Averno de iniquidad: La noche del cazador

Nunca es más fuerte el hombre que cuando es niño. Durante esos cortos años de la infancia da muestras de una resistencia y una capacidad de aguante como Dios nunca volverá a otorgarle en lo que le resta de vida. Los niños lo soportan todo. Superan cualquier obstáculo

La descripción en una novela de un asesino degollando sin inmutarse a su víctima o arrancando sus extremidades mientras brota la sangre para dar un golpe efectista terrorífico, no me inquieta lo más mínimo. Todo cambia si el niño protagonista le revela lo siguiente a un mayor: «El señor Powell me da miedo. Me asusta más que la oscuridad o los truenos o cuando miro a través de la pequeña burbuja del cristal de la ventana en el vestíbulo del piso de arriba y todo lo que hay fuera se estira y tuerce el cuello. (…) Preferiría que me azotara a que me preguntara, porque el dolor de los azotes solo dura un rato mientras que las preguntas no cesan por siempre jamás, amén». Entonces la cosa cambia.

════════════════

Prosiga el fragmento sobre La noche del cazador a partir de su última oración. Las líneas siguientes proceden de una fuente distinta.

════════════════

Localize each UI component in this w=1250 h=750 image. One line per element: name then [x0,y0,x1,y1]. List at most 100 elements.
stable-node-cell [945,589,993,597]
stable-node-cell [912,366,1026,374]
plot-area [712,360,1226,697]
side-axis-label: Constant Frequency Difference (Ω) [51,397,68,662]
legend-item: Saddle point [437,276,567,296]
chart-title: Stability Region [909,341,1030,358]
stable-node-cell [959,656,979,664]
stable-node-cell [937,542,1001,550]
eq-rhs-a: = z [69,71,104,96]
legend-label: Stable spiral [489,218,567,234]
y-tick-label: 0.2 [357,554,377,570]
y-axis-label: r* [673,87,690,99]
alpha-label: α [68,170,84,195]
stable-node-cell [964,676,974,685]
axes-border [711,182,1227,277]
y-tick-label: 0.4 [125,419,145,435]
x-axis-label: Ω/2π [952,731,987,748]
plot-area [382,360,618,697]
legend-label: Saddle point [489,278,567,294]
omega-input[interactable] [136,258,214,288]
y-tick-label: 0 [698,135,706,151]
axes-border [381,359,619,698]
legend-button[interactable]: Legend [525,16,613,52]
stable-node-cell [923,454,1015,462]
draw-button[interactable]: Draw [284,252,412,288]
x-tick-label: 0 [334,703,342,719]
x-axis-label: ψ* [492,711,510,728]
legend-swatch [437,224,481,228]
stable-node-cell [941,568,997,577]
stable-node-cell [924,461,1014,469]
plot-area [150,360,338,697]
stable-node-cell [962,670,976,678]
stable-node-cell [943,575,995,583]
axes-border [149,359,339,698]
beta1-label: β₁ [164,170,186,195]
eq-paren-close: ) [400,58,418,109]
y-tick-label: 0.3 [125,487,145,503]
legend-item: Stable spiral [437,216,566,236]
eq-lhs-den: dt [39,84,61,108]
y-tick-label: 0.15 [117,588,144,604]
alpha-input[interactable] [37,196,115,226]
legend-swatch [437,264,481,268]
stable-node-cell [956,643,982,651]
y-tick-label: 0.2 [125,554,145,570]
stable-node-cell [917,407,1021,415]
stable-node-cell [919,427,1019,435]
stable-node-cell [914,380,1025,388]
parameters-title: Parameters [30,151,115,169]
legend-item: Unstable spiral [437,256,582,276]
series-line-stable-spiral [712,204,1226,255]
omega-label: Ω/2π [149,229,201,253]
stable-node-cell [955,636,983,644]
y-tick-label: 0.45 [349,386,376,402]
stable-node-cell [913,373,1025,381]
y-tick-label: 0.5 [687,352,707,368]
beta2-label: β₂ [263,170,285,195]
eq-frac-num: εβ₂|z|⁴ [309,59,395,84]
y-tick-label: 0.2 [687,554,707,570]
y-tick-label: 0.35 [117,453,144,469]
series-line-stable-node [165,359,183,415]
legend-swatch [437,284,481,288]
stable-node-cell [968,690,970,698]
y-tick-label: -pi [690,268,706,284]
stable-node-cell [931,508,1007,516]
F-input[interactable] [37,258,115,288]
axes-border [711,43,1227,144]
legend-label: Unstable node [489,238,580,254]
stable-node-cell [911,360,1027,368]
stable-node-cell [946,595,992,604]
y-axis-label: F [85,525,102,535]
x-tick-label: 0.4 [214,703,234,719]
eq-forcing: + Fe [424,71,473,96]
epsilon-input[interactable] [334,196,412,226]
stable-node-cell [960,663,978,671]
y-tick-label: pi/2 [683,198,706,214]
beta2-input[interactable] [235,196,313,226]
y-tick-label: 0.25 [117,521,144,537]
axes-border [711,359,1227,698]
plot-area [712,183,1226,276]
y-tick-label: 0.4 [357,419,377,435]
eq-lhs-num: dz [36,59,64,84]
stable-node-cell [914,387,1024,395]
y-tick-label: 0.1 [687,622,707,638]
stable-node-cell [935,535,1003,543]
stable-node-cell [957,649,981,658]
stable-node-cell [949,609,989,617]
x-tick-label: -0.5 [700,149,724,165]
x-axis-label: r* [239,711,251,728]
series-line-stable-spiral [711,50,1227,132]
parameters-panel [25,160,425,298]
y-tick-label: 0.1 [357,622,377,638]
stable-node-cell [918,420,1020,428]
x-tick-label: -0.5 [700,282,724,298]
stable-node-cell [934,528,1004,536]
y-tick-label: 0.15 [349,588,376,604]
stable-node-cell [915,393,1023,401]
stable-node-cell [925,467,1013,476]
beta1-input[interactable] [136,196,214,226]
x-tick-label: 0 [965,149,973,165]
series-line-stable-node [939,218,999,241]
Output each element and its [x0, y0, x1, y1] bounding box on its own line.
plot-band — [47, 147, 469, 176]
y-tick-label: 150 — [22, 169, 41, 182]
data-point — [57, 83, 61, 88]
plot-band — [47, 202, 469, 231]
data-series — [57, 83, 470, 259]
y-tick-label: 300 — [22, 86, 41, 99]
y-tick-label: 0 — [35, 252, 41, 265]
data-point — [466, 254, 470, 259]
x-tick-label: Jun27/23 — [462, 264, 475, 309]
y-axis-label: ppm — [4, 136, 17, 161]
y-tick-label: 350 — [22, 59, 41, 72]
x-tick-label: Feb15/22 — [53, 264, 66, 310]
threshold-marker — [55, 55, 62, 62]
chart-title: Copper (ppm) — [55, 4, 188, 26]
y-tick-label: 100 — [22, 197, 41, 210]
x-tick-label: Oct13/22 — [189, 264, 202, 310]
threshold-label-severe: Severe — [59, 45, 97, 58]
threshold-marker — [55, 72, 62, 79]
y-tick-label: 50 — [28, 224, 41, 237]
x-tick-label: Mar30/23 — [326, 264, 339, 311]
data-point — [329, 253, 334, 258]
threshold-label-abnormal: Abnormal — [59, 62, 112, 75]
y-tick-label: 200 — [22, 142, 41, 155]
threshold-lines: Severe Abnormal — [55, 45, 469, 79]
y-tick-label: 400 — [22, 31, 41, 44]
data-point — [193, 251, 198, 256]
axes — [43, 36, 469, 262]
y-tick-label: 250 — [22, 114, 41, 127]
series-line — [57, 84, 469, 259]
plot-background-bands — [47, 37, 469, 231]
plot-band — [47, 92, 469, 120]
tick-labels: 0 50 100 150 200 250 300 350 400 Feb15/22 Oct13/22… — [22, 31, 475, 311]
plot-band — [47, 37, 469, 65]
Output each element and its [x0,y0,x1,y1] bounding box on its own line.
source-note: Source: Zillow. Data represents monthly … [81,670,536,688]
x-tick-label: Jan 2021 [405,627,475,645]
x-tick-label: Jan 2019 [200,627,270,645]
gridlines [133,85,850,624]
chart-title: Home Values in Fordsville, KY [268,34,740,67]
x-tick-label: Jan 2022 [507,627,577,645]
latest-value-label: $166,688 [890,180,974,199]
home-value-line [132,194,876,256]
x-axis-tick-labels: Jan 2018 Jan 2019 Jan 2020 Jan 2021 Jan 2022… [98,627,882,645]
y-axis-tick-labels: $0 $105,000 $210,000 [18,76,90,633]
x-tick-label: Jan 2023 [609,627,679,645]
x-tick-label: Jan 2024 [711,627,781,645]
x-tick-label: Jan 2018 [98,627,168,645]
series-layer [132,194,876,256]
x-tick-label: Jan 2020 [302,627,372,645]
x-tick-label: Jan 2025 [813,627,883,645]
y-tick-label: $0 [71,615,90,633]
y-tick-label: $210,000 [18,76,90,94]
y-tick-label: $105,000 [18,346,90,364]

════════════════

▸ **Respuesta**:
Los sombreros viejos, los zapatos viejos y los vestidos viejos adoptan siempre la postura, la forma y el volumen del cuerpo humano que los llevó una vez

La obra sumerge perfectamente al lector en un entorno hostil para la vida humana. Son los tiempos de la Gran Depresión, tiempos en los que la miel y la leche no manan en ningún lugar. Los niños juegan sobre la hierba, que se nos antoja grisácea, cantando una terrible canción:

¡Cuelga, cuelga, ahorcado!
¡Mirad lo que hizo el verdugo!

¡Cuelga, cuelga, ahorcado!

¡Mirad cómo se  balancea el ladrón!
¡Cuelga, cuelga, ahorcado!
Mi canción ha terminado


La noche del cazador es una impresionante novela de 1953 de un desconocido Davis Grubb inspirada en un cuento infantil norteamericano. Se trata de una vieja idea maniquea relatada en forma de fábula: Amor/Odio (Love/Hate). Nota: Por favor, no la relacionen con la perversión del lema que supuso aquella horrible serie de televisión hace pocos años.

El personaje central es Harry Powell, un predicador, un falso hombre de Dios, un perseguidor, un cazador, que lleva tatuado en sus manos esas palabras, símbolos del bien y el mal. Nadie mejor que Robert Mitchum para transmitir ese terror en la gran pantalla dos años más tarde, aunque su doblaje al castellano se muestre a veces un tanto ridículo. Un parecido rol le tocó desempeñar en 1962 en El cabo del miedo, cinta de la que tristemente hoy solo se va recordando la paródica apelación ¡Abogaaadoooo! que un humorista español extrajo del muy aceptable remake de 1991. Mitchum dejaba claro que ese tipo de papel lo bordaría siempre que se lo propusiese. Tanto que es probable que se dedicara el resto de su vida a interpretar este personaje, a "su" personaje.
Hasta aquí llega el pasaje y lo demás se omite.